Stored entries
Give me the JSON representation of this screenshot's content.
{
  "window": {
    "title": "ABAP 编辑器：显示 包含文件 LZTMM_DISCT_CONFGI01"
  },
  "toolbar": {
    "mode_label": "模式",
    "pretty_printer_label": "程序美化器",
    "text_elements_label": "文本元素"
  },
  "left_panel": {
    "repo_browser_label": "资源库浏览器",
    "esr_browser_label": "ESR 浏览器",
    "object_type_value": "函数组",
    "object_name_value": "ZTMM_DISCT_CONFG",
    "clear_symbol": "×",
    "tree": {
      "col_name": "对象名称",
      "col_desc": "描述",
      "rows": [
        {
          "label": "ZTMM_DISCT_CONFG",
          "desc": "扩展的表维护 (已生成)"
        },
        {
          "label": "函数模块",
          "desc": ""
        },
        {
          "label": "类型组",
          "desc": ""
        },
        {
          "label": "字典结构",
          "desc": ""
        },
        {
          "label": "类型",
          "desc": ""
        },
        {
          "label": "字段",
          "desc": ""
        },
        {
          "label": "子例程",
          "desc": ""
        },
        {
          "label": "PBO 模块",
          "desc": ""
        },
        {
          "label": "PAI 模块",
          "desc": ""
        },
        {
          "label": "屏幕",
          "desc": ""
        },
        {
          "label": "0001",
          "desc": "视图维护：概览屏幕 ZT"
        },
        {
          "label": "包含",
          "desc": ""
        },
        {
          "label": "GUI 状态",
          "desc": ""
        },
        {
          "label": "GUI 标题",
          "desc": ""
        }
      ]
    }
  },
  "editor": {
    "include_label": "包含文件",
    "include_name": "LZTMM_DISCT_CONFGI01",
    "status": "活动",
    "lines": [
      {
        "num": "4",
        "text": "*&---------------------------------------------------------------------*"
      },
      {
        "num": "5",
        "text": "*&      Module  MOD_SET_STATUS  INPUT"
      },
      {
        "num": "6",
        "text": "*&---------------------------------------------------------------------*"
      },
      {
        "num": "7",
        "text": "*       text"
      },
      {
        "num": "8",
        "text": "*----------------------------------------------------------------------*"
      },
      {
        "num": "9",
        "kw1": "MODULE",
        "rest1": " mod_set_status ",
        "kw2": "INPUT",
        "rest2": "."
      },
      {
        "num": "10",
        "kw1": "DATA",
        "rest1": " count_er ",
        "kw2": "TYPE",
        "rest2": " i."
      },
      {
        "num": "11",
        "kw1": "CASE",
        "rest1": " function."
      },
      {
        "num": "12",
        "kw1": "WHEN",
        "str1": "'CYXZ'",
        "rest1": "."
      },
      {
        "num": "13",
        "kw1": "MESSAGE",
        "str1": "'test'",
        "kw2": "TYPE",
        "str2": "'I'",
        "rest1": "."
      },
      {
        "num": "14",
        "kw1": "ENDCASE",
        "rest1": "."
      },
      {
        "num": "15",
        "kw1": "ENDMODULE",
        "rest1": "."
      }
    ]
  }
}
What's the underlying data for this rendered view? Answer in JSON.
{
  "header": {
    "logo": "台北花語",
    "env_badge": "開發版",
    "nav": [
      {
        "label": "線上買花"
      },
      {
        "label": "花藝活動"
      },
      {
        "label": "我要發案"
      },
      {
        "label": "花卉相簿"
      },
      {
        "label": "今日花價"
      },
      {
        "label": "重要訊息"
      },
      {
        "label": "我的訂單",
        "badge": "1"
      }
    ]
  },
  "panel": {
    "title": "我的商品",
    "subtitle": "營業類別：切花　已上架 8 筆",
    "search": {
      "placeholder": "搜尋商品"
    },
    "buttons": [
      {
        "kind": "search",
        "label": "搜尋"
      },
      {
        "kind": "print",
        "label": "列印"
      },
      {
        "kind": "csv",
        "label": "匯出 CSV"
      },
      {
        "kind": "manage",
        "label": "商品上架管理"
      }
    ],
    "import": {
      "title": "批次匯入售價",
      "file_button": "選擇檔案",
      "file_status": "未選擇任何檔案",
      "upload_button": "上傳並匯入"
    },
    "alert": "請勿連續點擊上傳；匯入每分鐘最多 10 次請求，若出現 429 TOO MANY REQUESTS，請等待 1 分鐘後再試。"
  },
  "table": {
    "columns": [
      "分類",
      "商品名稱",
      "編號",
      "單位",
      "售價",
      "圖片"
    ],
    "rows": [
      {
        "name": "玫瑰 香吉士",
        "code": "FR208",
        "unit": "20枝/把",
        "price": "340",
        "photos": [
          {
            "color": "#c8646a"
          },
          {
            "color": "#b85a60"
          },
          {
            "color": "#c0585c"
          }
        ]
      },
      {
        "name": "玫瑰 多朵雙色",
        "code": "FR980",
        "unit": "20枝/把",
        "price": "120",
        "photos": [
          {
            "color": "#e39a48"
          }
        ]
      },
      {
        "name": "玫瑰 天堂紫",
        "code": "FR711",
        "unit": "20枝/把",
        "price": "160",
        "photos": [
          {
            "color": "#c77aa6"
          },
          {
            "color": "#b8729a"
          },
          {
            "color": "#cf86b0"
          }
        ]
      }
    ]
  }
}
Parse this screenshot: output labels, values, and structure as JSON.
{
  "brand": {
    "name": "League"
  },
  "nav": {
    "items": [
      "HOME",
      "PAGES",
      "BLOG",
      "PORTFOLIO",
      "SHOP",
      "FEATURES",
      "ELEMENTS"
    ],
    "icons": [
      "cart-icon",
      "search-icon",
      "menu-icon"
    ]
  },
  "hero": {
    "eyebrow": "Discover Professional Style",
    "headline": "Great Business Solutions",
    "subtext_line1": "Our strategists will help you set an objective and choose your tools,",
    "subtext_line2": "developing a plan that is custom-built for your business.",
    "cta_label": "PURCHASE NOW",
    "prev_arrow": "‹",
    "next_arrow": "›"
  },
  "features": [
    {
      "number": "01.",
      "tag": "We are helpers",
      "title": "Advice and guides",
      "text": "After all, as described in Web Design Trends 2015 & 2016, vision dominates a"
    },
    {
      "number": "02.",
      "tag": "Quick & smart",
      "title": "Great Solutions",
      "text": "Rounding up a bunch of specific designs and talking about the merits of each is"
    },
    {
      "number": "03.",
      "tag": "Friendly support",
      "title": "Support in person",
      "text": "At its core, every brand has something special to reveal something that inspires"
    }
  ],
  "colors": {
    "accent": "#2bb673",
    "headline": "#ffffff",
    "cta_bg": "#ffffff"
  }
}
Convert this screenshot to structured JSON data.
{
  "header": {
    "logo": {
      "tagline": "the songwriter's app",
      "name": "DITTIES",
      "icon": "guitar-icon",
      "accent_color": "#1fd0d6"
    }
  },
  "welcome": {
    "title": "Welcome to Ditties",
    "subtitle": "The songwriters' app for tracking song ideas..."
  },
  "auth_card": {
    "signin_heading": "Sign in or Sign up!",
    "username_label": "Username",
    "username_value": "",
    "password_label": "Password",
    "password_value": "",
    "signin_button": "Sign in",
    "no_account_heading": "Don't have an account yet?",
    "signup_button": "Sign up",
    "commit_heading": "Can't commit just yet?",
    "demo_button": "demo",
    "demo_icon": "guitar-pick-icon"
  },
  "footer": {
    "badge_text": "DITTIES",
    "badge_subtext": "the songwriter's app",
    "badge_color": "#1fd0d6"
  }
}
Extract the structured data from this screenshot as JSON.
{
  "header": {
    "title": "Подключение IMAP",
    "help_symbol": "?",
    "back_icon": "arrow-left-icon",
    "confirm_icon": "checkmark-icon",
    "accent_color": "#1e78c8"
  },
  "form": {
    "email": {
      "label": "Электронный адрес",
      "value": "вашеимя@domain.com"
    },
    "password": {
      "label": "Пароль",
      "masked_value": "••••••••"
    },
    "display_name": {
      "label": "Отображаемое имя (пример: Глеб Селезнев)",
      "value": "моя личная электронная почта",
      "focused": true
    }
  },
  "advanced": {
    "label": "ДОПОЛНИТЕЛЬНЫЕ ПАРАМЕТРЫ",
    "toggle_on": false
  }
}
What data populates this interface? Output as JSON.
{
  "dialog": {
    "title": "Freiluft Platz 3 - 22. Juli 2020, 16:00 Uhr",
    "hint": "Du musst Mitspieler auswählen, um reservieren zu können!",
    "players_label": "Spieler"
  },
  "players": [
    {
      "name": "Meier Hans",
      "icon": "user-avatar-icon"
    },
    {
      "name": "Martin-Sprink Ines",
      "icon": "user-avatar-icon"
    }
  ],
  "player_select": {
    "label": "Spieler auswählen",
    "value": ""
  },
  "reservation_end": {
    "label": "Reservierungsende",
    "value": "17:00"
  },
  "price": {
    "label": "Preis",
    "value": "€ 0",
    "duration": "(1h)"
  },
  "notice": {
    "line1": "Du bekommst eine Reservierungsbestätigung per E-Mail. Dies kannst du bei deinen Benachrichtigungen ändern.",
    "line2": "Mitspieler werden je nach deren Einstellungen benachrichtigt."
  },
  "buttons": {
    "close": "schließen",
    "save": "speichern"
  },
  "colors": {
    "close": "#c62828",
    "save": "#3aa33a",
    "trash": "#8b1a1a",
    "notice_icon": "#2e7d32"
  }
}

WHAT NEEDS TO BE DONE: Which lines include the word "包含文件"? Copy every one of them.

THE RESULT:
    "title": "ABAP 编辑器：显示 包含文件 LZTMM_DISCT_CONFGI01"
    "include_label": "包含文件",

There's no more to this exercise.